----- Information provided -----

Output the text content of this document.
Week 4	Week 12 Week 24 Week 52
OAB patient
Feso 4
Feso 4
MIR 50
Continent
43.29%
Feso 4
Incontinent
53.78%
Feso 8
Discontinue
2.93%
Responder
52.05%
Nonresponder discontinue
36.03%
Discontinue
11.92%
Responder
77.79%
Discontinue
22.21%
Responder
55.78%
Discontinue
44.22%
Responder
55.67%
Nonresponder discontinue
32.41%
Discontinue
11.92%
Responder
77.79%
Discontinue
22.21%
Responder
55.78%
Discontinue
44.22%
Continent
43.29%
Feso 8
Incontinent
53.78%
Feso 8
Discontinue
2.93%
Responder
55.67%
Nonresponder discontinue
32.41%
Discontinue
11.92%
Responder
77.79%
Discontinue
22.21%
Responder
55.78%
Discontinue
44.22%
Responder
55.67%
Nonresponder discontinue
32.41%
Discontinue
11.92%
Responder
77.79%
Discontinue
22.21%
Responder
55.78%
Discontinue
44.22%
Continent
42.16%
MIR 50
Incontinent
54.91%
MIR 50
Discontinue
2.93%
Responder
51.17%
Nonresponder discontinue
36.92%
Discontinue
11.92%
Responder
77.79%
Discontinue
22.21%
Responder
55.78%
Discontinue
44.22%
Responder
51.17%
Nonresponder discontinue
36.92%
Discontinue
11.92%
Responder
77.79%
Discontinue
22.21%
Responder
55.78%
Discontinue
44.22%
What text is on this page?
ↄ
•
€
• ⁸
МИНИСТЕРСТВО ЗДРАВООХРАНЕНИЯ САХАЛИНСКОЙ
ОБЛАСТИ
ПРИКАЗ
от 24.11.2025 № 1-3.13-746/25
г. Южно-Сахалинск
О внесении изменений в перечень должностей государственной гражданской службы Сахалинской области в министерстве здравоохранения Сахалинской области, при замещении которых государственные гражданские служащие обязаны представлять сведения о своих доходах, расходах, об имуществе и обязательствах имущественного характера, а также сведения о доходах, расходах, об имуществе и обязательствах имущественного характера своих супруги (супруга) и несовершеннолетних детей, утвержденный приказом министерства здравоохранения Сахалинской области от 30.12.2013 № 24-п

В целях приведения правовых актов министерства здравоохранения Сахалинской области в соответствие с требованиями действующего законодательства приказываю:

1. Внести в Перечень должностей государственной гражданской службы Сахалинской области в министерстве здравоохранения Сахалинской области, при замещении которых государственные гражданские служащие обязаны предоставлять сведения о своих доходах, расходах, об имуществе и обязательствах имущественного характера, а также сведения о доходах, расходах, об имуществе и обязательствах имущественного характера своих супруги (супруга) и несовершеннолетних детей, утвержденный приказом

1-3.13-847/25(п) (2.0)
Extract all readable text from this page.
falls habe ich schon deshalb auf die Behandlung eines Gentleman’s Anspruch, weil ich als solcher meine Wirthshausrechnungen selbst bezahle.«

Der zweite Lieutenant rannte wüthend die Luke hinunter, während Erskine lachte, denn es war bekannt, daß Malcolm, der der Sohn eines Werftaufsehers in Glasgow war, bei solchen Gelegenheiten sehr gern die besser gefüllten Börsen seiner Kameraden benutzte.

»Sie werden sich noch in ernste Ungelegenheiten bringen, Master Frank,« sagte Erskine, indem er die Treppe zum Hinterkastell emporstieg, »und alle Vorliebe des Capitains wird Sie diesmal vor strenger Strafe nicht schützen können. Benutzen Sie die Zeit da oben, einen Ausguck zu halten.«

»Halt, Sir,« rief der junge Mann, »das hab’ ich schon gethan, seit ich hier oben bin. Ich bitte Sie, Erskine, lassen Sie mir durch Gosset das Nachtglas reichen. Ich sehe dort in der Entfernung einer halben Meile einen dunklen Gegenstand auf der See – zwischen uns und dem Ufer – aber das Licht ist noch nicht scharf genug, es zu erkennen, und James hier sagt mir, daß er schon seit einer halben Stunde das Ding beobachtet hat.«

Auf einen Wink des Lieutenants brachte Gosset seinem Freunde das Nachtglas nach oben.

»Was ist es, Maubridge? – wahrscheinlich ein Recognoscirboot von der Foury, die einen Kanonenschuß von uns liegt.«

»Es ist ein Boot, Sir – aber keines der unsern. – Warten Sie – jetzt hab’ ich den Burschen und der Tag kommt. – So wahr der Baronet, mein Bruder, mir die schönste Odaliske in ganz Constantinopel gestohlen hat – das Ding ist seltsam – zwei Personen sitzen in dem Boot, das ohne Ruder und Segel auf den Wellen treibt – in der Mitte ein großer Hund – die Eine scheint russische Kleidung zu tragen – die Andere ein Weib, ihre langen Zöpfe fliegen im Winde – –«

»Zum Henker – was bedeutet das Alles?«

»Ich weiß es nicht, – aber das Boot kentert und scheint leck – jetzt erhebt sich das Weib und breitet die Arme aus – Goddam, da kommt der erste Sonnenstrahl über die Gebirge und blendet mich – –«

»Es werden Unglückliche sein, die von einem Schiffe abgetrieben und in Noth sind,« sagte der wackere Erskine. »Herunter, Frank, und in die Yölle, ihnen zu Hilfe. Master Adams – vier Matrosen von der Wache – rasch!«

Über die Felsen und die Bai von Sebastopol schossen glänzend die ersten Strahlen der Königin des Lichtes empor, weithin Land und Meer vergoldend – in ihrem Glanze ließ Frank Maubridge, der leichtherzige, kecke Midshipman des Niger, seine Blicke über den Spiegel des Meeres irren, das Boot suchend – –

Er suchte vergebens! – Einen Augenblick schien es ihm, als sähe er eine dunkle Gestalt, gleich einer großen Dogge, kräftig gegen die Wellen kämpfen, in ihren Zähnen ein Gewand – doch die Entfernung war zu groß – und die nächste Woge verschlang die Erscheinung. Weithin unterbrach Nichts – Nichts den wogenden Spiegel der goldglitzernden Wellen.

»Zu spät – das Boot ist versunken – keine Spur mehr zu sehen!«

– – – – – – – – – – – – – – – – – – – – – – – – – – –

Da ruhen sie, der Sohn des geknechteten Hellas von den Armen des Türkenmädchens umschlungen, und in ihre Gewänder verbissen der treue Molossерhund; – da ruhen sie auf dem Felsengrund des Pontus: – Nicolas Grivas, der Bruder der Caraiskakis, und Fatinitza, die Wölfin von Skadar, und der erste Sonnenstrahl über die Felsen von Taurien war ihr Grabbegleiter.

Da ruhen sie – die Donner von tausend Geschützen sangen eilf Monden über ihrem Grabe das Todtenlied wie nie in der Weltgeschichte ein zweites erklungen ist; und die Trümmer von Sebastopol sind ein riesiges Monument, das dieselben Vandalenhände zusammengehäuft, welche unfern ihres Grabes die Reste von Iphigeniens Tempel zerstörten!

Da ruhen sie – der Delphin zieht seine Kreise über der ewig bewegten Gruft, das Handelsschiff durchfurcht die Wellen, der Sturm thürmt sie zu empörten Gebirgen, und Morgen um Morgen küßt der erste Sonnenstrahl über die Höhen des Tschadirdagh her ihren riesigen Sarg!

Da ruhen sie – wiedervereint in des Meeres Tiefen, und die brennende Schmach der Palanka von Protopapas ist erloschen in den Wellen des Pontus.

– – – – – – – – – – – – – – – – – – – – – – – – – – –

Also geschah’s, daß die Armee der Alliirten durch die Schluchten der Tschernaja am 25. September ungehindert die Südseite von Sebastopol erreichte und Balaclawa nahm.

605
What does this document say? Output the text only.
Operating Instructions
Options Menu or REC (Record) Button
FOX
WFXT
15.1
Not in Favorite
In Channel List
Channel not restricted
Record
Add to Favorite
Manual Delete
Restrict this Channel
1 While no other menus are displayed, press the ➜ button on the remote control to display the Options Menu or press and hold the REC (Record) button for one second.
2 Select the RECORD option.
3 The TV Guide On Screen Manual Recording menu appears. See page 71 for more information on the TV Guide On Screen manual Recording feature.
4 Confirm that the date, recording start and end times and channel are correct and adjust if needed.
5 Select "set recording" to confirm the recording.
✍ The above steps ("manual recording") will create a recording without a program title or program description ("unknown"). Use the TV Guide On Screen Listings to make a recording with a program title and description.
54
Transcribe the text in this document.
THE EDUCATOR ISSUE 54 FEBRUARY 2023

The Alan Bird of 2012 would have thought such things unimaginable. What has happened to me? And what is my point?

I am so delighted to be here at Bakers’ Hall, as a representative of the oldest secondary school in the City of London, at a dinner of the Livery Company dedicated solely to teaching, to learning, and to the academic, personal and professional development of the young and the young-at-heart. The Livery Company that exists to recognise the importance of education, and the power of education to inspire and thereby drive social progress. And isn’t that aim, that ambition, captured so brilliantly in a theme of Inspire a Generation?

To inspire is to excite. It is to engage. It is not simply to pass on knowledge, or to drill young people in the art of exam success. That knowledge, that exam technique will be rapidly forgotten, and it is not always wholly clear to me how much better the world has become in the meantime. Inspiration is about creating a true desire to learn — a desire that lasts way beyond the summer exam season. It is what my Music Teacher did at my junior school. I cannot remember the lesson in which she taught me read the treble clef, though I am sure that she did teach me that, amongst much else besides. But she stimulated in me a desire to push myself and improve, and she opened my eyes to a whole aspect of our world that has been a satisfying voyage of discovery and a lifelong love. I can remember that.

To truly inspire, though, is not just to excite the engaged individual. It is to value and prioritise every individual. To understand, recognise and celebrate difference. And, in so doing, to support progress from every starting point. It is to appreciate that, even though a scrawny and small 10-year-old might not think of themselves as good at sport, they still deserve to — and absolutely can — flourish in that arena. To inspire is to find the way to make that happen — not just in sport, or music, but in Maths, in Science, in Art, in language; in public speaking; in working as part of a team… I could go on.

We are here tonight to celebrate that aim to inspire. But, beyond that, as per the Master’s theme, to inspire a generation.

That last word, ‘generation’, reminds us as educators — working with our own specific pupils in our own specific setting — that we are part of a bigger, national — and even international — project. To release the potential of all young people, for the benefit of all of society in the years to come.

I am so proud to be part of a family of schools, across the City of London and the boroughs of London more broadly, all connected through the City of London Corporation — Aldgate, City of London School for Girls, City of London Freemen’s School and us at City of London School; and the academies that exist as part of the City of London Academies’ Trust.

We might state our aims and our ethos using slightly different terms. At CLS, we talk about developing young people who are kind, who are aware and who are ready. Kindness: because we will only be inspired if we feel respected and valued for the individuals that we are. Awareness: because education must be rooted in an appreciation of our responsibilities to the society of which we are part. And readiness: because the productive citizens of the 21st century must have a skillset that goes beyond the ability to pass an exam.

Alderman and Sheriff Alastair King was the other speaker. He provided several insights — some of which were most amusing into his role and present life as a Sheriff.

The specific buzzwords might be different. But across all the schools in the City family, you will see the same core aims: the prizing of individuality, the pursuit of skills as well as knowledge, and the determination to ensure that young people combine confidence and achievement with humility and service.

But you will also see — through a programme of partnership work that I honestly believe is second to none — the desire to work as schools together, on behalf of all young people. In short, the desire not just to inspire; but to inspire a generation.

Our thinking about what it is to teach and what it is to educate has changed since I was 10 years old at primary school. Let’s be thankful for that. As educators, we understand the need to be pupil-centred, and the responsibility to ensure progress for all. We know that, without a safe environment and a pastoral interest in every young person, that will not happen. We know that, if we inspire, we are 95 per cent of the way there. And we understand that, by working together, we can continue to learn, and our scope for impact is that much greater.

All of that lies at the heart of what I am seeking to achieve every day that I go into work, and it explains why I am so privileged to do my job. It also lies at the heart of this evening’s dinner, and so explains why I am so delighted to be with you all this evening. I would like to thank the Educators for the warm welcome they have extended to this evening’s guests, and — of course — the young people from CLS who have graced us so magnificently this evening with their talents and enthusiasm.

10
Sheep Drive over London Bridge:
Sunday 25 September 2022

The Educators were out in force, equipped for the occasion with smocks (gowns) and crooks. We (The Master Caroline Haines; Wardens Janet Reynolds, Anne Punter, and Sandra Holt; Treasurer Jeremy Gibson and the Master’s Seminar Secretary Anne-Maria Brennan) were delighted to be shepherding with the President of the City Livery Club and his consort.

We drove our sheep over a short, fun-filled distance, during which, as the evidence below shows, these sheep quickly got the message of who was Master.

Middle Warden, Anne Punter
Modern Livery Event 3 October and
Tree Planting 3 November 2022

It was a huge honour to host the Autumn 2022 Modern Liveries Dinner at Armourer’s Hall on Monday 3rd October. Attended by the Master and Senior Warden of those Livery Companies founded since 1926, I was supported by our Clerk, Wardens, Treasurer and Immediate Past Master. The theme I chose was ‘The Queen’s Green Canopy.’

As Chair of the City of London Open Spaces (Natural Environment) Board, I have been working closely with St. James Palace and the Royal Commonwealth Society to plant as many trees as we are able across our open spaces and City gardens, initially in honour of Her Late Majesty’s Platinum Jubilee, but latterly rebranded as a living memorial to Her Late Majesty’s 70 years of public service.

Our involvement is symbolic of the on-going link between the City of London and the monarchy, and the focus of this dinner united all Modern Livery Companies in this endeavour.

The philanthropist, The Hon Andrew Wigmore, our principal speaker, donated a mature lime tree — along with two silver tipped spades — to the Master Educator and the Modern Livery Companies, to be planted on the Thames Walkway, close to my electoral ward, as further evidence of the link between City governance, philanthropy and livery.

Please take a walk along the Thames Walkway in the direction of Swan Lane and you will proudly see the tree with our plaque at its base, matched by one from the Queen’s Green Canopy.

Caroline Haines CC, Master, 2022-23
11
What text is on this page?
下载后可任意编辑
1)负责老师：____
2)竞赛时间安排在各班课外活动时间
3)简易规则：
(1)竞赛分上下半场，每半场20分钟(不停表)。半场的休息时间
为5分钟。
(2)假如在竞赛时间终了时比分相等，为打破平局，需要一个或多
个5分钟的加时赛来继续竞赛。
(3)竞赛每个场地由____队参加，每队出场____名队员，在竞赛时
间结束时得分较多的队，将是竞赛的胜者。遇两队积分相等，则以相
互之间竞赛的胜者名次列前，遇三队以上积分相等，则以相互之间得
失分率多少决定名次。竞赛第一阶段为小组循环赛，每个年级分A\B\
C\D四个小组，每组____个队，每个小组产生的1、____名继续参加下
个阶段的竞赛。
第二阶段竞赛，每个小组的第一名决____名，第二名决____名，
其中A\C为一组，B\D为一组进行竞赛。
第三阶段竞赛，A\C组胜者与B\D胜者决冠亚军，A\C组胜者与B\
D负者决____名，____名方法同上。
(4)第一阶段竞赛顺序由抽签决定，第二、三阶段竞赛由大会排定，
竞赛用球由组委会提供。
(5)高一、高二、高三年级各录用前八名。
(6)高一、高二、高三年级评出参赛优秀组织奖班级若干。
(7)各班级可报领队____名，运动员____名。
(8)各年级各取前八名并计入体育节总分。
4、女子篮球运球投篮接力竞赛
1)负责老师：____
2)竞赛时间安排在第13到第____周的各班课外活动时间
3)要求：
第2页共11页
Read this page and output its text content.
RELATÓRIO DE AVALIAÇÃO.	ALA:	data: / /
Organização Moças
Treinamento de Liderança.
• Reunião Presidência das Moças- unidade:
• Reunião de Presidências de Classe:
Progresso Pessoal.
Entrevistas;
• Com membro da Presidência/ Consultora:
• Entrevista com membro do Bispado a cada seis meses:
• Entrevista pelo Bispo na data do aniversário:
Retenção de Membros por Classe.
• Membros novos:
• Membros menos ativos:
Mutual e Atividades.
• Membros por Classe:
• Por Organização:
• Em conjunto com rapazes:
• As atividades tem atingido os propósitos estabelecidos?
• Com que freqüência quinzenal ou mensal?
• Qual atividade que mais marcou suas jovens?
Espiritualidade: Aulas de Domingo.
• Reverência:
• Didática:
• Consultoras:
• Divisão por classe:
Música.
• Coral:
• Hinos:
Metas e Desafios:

-----

The exercise ::
Every line above that contains the word "content" should be reported.

Result below ::
Output the text content of this document.
Read this page and output its text content.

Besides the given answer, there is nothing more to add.